Short problem
Reproduce the lines of the material exactly, excluding every image.

Data excerpts
────────────────────
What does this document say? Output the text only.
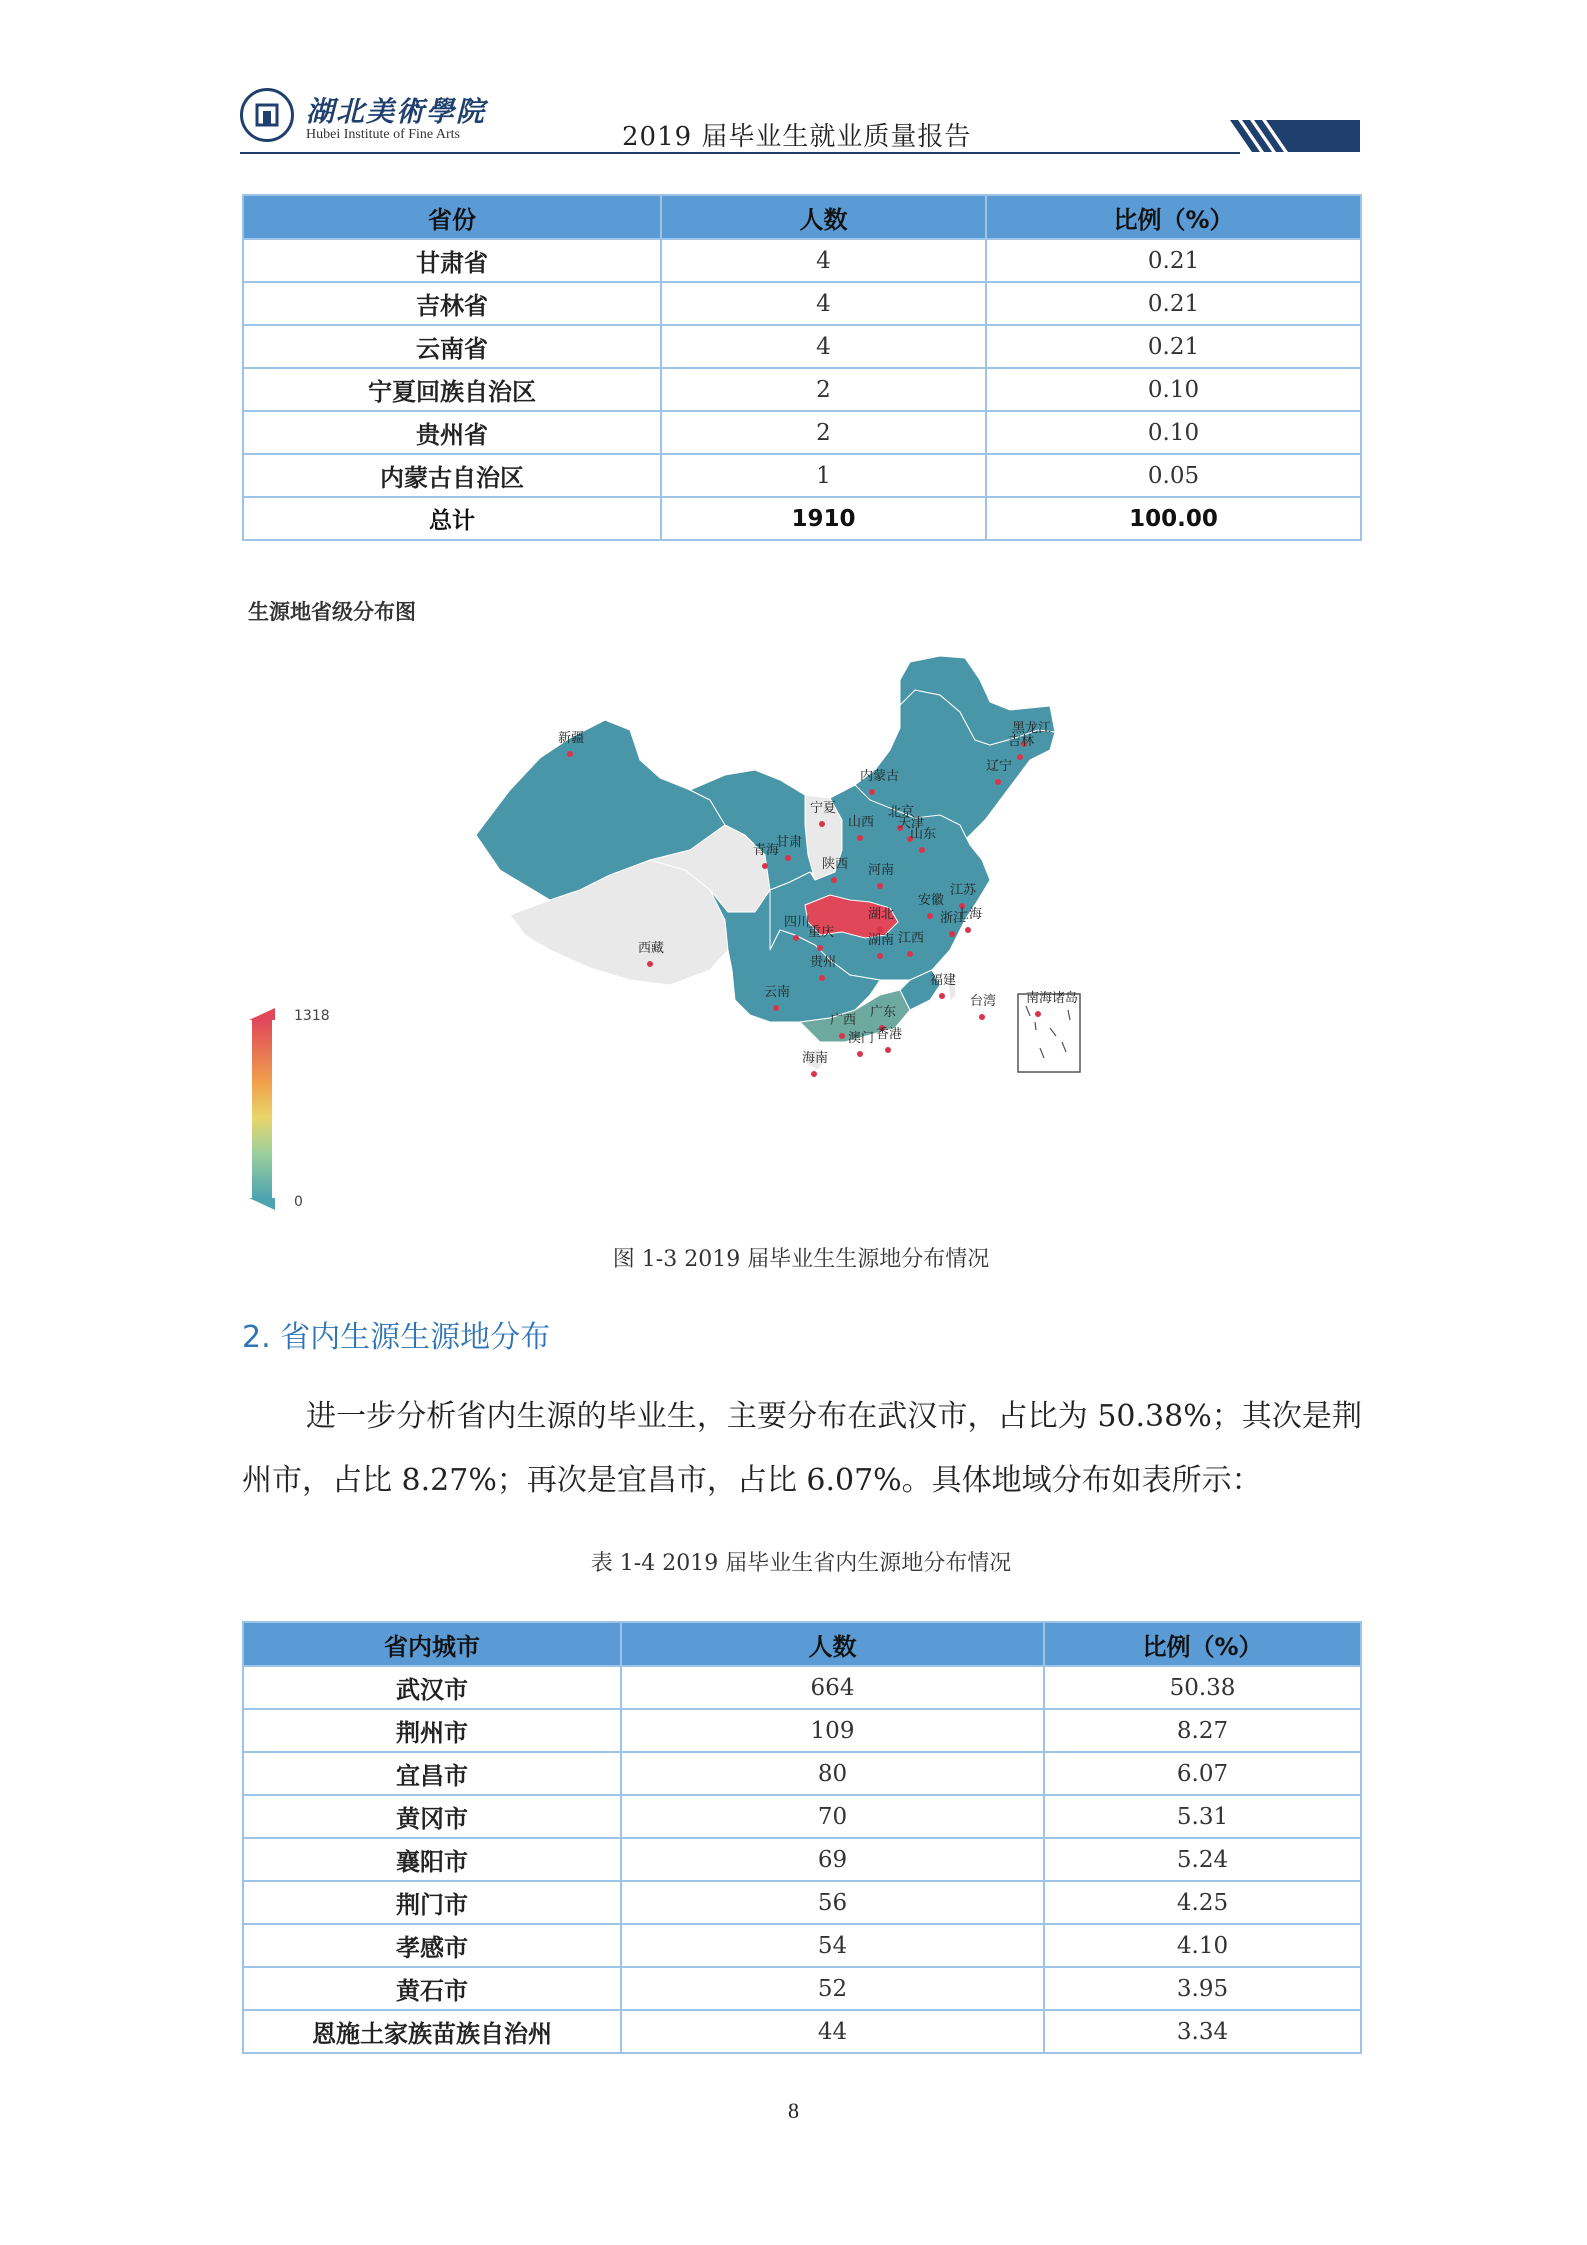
湖北美術學院
Hubei Institute of Fine Arts	2019 届毕业生就业质量报告
省份	人数	比例（%）
甘肃省	4	0.21
吉林省	4	0.21
云南省	4	0.21
宁夏回族自治区	2	0.10
贵州省	2	0.10
内蒙古自治区	1	0.05
总计	1910	100.00
生源地省级分布图
新疆
黑龙江
吉林
内蒙古
辽宁
宁夏	北京
山西 天津
山东
甘肃
青海
陕西 河南
江苏
安徽
上海
浙江
湖北
四川
重庆
西藏
湖南 江西
贵州
福建
云南
台湾 南海诸岛
广西
广东
澳门 香港
海南
1318
0
图 1-3 2019 届毕业生生源地分布情况
2. 省内生源生源地分布
进一步分析省内生源的毕业生，主要分布在武汉市，占比为 50.38%；其次是荆州市，占比 8.27%；再次是宜昌市，占比 6.07%。具体地域分布如表所示：
表 1-4 2019 届毕业生省内生源地分布情况
省内城市	人数	比例（%）
武汉市	664	50.38
荆州市	109	8.27
宜昌市	80	6.07
黄冈市	70	5.31
襄阳市	69	5.24
荆门市	56	4.25
孝感市	54	4.10
黄石市	52	3.95
恩施土家族苗族自治州	44	3.34
8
────────────────────
Answer to the problem
What does this document say? Output the text only.
湖北美術學院
Hubei Institute of Fine Arts	2019 届毕业生就业质量报告
省份	人数	比例（%）
甘肃省	4	0.21
吉林省	4	0.21
云南省	4	0.21
宁夏回族自治区	2	0.10
贵州省	2	0.10
内蒙古自治区	1	0.05
总计	1910	100.00
生源地省级分布图
新疆
黑龙江
吉林
内蒙古
辽宁
宁夏	北京
山西 天津
山东
甘肃
青海
陕西 河南
江苏
安徽
上海
浙江
湖北
四川
重庆
西藏
湖南 江西
贵州
福建
云南
台湾 南海诸岛
广西
广东
澳门 香港
海南
1318
0
图 1-3 2019 届毕业生生源地分布情况
2. 省内生源生源地分布
进一步分析省内生源的毕业生，主要分布在武汉市，占比为 50.38%；其次是荆州市，占比 8.27%；再次是宜昌市，占比 6.07%。具体地域分布如表所示：
表 1-4 2019 届毕业生省内生源地分布情况
省内城市	人数	比例（%）
武汉市	664	50.38
荆州市	109	8.27
宜昌市	80	6.07
黄冈市	70	5.31
襄阳市	69	5.24
荆门市	56	4.25
孝感市	54	4.10
黄石市	52	3.95
恩施土家族苗族自治州	44	3.34
8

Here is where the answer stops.